▸ **WHAT TO WORK ON**
Leave out the pictures and transcribe the rest of the records exactly.

Records excerpted from a collection
■ ■ ■ ■

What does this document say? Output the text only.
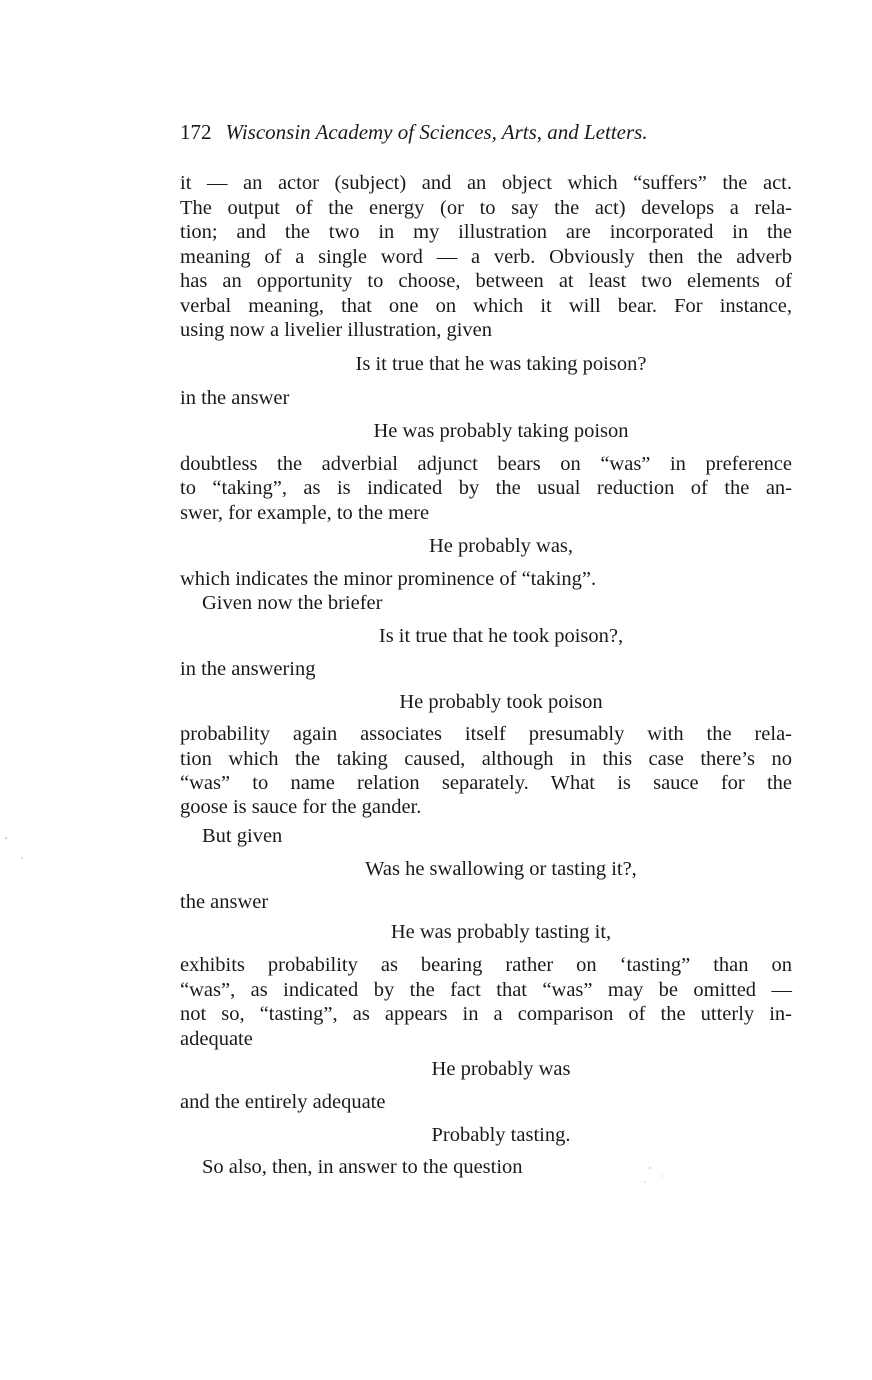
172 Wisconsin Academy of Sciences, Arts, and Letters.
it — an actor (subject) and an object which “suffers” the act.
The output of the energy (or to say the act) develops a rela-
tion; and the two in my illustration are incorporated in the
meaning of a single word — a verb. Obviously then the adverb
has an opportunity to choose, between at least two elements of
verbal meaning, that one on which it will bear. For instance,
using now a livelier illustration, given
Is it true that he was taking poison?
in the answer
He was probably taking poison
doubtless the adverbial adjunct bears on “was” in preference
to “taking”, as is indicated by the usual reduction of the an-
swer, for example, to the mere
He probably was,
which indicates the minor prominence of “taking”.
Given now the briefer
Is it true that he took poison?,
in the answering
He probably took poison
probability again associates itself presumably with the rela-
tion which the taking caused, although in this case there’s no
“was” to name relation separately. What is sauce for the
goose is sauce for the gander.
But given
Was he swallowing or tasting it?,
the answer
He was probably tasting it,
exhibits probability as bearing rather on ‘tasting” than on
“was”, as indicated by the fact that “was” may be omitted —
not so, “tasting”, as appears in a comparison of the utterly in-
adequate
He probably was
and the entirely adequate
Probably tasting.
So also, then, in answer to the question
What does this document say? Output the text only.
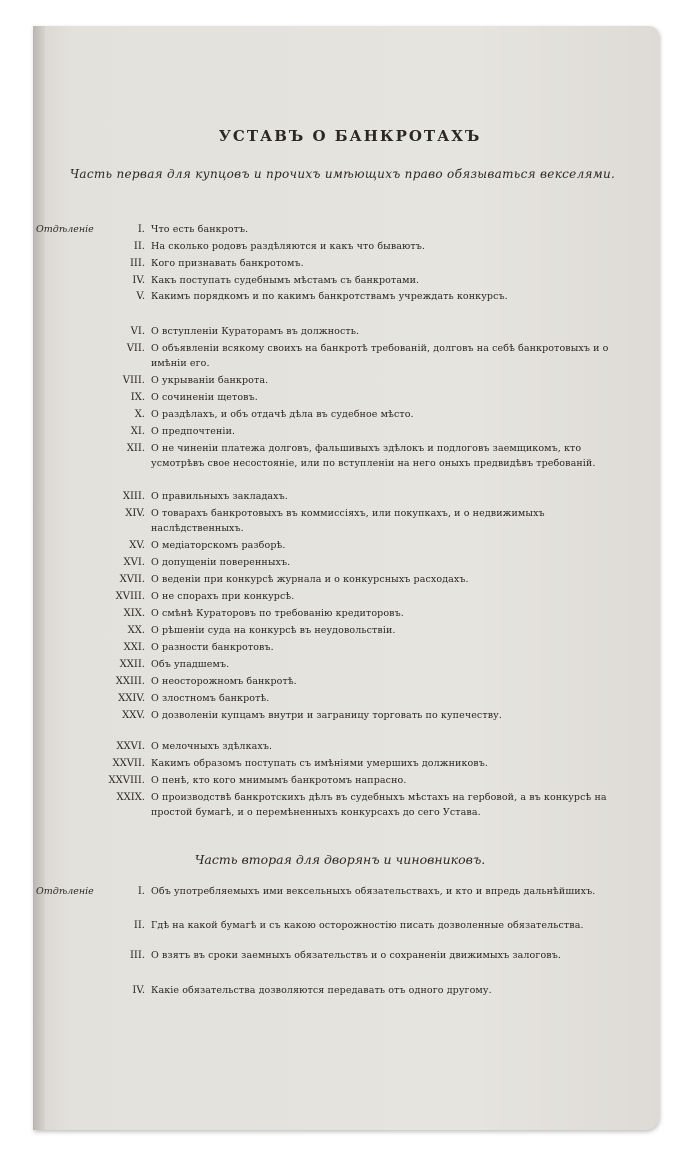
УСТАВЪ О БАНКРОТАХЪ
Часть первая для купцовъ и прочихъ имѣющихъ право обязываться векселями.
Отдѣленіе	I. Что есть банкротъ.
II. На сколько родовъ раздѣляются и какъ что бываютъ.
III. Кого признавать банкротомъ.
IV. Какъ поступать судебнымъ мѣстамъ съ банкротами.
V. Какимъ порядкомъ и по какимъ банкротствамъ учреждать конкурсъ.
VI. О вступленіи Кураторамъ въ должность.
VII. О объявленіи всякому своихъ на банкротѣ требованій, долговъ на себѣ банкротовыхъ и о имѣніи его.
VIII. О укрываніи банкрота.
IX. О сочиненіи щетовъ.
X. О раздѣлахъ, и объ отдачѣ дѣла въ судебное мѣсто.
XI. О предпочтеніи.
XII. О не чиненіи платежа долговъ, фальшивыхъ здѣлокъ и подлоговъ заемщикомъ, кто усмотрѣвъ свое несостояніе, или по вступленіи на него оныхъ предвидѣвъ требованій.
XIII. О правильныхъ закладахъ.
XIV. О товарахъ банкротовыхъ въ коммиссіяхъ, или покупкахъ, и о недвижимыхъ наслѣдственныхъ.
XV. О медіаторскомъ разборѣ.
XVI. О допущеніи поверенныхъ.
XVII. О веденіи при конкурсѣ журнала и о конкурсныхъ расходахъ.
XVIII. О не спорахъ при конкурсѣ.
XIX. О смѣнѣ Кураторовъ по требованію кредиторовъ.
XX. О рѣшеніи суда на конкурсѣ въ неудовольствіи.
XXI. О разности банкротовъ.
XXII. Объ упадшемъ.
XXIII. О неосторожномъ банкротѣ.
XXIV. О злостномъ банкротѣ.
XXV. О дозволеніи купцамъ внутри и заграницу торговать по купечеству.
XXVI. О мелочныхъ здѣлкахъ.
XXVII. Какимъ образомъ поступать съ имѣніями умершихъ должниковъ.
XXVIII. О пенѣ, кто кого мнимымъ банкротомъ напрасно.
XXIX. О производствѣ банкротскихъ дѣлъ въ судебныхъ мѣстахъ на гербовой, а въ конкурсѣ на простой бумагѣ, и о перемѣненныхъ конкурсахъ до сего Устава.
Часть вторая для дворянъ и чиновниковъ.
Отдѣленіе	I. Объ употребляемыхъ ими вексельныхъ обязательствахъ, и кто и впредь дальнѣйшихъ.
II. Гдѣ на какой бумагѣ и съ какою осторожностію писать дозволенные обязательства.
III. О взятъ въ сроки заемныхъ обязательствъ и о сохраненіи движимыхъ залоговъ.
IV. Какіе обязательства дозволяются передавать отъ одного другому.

■ ■ ■ ■

▸ **THE ANSWER**
What does this document say? Output the text only.
172 Wisconsin Academy of Sciences, Arts, and Letters.
it — an actor (subject) and an object which “suffers” the act.
The output of the energy (or to say the act) develops a rela-
tion; and the two in my illustration are incorporated in the
meaning of a single word — a verb. Obviously then the adverb
has an opportunity to choose, between at least two elements of
verbal meaning, that one on which it will bear. For instance,
using now a livelier illustration, given
Is it true that he was taking poison?
in the answer
He was probably taking poison
doubtless the adverbial adjunct bears on “was” in preference
to “taking”, as is indicated by the usual reduction of the an-
swer, for example, to the mere
He probably was,
which indicates the minor prominence of “taking”.
Given now the briefer
Is it true that he took poison?,
in the answering
He probably took poison
probability again associates itself presumably with the rela-
tion which the taking caused, although in this case there’s no
“was” to name relation separately. What is sauce for the
goose is sauce for the gander.
But given
Was he swallowing or tasting it?,
the answer
He was probably tasting it,
exhibits probability as bearing rather on ‘tasting” than on
“was”, as indicated by the fact that “was” may be omitted —
not so, “tasting”, as appears in a comparison of the utterly in-
adequate
He probably was
and the entirely adequate
Probably tasting.
So also, then, in answer to the question
What does this document say? Output the text only.
УСТАВЪ О БАНКРОТАХЪ
Часть первая для купцовъ и прочихъ имѣющихъ право обязываться векселями.
Отдѣленіе	I. Что есть банкротъ.
II. На сколько родовъ раздѣляются и какъ что бываютъ.
III. Кого признавать банкротомъ.
IV. Какъ поступать судебнымъ мѣстамъ съ банкротами.
V. Какимъ порядкомъ и по какимъ банкротствамъ учреждать конкурсъ.
VI. О вступленіи Кураторамъ въ должность.
VII. О объявленіи всякому своихъ на банкротѣ требованій, долговъ на себѣ банкротовыхъ и о имѣніи его.
VIII. О укрываніи банкрота.
IX. О сочиненіи щетовъ.
X. О раздѣлахъ, и объ отдачѣ дѣла въ судебное мѣсто.
XI. О предпочтеніи.
XII. О не чиненіи платежа долговъ, фальшивыхъ здѣлокъ и подлоговъ заемщикомъ, кто усмотрѣвъ свое несостояніе, или по вступленіи на него оныхъ предвидѣвъ требованій.
XIII. О правильныхъ закладахъ.
XIV. О товарахъ банкротовыхъ въ коммиссіяхъ, или покупкахъ, и о недвижимыхъ наслѣдственныхъ.
XV. О медіаторскомъ разборѣ.
XVI. О допущеніи поверенныхъ.
XVII. О веденіи при конкурсѣ журнала и о конкурсныхъ расходахъ.
XVIII. О не спорахъ при конкурсѣ.
XIX. О смѣнѣ Кураторовъ по требованію кредиторовъ.
XX. О рѣшеніи суда на конкурсѣ въ неудовольствіи.
XXI. О разности банкротовъ.
XXII. Объ упадшемъ.
XXIII. О неосторожномъ банкротѣ.
XXIV. О злостномъ банкротѣ.
XXV. О дозволеніи купцамъ внутри и заграницу торговать по купечеству.
XXVI. О мелочныхъ здѣлкахъ.
XXVII. Какимъ образомъ поступать съ имѣніями умершихъ должниковъ.
XXVIII. О пенѣ, кто кого мнимымъ банкротомъ напрасно.
XXIX. О производствѣ банкротскихъ дѣлъ въ судебныхъ мѣстахъ на гербовой, а въ конкурсѣ на простой бумагѣ, и о перемѣненныхъ конкурсахъ до сего Устава.
Часть вторая для дворянъ и чиновниковъ.
Отдѣленіе	I. Объ употребляемыхъ ими вексельныхъ обязательствахъ, и кто и впредь дальнѣйшихъ.
II. Гдѣ на какой бумагѣ и съ какою осторожностію писать дозволенные обязательства.
III. О взятъ въ сроки заемныхъ обязательствъ и о сохраненіи движимыхъ залоговъ.
IV. Какіе обязательства дозволяются передавать отъ одного другому.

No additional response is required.